Entries taken from a collection
>> start
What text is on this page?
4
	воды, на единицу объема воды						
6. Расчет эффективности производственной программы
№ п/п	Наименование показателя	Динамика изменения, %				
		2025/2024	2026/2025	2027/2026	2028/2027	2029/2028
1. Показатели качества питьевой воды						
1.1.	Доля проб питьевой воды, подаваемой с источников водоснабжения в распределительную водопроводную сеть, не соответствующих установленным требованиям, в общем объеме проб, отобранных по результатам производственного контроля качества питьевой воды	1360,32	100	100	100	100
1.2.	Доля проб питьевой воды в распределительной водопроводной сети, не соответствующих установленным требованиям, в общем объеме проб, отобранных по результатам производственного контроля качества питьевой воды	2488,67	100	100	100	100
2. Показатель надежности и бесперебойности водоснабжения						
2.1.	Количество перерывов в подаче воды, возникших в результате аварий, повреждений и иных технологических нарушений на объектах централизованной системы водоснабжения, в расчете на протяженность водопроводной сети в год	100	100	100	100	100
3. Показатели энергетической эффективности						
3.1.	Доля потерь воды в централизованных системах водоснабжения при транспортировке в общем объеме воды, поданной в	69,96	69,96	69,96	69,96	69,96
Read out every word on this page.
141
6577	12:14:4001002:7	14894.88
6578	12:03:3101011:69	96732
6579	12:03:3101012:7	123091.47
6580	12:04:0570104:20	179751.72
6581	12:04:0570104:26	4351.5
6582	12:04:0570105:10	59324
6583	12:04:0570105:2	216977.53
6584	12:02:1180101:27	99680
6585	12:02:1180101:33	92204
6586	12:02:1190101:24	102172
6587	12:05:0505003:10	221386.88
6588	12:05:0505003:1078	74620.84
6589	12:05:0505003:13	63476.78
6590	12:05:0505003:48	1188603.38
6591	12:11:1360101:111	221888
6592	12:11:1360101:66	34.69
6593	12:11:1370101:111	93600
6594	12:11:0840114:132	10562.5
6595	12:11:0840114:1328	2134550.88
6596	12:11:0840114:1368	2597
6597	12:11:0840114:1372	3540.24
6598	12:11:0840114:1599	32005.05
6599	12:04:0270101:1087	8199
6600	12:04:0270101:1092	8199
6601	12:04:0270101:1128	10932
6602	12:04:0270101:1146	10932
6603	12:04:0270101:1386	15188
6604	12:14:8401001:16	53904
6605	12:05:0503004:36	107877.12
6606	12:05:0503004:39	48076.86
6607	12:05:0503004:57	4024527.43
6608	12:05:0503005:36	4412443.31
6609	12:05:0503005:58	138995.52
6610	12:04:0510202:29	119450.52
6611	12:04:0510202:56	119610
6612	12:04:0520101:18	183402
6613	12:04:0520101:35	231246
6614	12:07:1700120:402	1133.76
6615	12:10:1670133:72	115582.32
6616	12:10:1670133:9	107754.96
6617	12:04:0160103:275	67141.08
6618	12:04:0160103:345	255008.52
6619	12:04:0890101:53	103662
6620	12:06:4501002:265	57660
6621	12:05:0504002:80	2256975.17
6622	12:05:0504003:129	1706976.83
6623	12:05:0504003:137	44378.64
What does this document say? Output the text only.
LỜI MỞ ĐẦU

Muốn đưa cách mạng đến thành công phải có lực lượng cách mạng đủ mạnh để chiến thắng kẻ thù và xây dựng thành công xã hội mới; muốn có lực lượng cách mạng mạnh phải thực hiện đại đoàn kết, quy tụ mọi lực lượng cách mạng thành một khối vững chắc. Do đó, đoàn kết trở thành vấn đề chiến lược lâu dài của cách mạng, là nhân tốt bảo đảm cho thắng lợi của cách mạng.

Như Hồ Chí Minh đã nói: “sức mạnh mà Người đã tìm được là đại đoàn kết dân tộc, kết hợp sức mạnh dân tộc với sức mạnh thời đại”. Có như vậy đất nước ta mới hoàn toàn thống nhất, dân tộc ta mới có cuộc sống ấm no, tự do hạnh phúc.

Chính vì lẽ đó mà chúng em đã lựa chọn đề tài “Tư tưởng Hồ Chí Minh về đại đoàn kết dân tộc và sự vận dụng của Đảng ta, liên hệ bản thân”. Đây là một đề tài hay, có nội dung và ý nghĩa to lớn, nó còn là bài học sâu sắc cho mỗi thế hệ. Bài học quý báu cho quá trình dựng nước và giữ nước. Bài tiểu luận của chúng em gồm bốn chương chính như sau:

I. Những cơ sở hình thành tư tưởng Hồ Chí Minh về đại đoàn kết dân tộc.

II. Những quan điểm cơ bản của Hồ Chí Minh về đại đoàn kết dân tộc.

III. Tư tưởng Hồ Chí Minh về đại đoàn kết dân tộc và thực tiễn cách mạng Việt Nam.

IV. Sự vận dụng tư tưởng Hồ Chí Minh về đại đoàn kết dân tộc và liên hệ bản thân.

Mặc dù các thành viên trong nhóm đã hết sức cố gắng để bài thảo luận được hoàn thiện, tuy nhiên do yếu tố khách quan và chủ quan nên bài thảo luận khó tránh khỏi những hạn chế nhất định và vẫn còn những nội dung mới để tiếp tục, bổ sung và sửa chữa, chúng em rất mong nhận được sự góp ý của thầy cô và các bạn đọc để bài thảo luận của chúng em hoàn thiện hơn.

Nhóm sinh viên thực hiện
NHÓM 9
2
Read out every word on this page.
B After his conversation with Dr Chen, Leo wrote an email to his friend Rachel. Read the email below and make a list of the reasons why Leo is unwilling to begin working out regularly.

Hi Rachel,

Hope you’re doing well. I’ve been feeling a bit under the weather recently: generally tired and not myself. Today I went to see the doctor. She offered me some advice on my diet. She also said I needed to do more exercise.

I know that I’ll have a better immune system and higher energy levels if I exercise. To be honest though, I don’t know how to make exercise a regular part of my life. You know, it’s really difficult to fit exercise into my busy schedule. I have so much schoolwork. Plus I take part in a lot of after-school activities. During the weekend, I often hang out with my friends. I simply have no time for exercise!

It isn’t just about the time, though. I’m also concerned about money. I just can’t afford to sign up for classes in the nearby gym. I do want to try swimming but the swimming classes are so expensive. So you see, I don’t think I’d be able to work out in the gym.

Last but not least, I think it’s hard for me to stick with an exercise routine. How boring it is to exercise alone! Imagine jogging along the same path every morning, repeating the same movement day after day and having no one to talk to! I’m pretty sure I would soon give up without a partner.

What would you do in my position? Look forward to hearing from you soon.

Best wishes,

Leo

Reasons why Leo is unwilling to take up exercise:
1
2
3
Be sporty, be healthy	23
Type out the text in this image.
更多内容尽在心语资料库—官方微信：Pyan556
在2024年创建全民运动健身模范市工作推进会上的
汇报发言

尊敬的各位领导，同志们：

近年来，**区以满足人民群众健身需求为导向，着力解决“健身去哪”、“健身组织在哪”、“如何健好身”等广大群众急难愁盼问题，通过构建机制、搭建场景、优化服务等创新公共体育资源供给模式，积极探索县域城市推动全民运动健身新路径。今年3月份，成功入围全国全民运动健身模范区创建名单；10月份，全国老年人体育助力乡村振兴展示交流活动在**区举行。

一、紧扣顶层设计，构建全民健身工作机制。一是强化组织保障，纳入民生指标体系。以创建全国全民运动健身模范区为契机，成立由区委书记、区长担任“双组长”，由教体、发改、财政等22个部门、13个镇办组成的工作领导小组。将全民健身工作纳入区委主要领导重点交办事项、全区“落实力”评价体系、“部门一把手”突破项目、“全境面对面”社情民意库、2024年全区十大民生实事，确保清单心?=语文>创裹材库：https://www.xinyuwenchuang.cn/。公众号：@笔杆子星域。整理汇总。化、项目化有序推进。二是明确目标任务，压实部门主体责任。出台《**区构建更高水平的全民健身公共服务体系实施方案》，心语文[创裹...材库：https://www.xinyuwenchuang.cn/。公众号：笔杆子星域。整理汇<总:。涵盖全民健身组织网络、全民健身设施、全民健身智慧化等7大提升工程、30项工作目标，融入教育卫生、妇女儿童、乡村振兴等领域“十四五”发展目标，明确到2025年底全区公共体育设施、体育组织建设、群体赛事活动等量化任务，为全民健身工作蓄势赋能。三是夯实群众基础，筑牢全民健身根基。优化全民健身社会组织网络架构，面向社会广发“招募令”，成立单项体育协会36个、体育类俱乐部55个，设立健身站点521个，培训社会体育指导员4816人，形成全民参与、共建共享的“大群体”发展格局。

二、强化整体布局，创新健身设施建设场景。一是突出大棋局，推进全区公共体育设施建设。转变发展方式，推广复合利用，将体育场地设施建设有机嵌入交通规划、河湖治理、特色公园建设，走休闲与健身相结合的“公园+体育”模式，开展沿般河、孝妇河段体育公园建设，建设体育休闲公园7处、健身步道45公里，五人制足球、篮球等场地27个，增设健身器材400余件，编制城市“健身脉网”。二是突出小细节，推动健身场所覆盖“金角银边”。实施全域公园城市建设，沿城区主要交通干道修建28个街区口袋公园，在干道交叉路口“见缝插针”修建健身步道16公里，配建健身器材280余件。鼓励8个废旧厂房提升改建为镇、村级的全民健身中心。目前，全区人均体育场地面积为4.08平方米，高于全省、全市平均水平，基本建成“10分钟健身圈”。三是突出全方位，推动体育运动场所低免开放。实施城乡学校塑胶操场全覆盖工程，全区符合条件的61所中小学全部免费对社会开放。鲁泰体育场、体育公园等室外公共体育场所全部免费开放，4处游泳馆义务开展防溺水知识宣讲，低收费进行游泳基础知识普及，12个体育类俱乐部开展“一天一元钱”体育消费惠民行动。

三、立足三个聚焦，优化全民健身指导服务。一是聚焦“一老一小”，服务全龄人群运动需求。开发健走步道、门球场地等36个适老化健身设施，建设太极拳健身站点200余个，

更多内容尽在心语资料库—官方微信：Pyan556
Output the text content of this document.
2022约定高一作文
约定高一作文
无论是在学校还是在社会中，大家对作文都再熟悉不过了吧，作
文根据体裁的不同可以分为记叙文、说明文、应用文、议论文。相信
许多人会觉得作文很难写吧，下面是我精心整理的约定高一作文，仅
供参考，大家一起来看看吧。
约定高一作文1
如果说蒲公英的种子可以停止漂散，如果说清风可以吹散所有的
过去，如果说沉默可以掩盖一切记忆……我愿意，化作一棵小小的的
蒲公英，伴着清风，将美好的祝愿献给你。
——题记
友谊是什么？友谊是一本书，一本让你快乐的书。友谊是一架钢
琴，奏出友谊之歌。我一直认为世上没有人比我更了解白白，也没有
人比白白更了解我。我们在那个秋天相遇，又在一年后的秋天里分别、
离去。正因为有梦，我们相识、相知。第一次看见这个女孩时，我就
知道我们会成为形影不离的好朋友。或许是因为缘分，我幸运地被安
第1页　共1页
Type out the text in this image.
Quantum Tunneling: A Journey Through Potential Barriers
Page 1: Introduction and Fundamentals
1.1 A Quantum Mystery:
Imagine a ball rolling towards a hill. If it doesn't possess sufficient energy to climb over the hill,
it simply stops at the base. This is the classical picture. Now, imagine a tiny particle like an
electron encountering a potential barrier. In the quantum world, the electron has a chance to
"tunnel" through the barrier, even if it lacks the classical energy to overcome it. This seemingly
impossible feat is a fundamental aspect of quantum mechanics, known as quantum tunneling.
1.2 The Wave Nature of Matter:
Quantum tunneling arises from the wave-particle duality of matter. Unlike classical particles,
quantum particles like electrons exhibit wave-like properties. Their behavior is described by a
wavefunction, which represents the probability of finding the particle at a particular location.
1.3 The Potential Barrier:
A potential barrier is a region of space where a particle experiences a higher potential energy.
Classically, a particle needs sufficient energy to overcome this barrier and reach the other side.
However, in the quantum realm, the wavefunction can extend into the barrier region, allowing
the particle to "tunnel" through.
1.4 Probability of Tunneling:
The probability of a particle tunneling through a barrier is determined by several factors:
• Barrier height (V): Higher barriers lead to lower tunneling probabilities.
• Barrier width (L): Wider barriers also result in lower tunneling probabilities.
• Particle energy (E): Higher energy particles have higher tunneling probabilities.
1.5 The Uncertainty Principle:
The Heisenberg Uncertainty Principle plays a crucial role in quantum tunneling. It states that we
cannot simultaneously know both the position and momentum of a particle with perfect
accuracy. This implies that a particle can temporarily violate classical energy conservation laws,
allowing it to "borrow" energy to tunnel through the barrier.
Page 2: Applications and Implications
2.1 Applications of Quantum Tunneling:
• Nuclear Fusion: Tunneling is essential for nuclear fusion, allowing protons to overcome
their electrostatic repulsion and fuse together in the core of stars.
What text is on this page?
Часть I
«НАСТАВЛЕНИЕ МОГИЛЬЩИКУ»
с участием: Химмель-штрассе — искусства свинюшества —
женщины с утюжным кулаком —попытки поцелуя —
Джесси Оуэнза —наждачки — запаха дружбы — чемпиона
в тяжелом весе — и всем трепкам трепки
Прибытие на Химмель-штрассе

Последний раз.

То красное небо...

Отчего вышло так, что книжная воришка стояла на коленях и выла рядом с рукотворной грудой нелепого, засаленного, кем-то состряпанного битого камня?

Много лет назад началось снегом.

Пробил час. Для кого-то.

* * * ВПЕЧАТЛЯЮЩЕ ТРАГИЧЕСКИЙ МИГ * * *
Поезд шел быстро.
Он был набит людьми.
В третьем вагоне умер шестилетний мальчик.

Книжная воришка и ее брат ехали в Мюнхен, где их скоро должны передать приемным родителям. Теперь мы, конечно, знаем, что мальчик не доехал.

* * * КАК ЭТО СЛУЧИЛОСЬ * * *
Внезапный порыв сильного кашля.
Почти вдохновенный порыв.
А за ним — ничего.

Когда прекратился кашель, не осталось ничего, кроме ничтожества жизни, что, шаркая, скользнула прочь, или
>> end
Problem description -> Work through the records line by line and tally those holding "liên". Reply with the number alone.

Final answer -> 2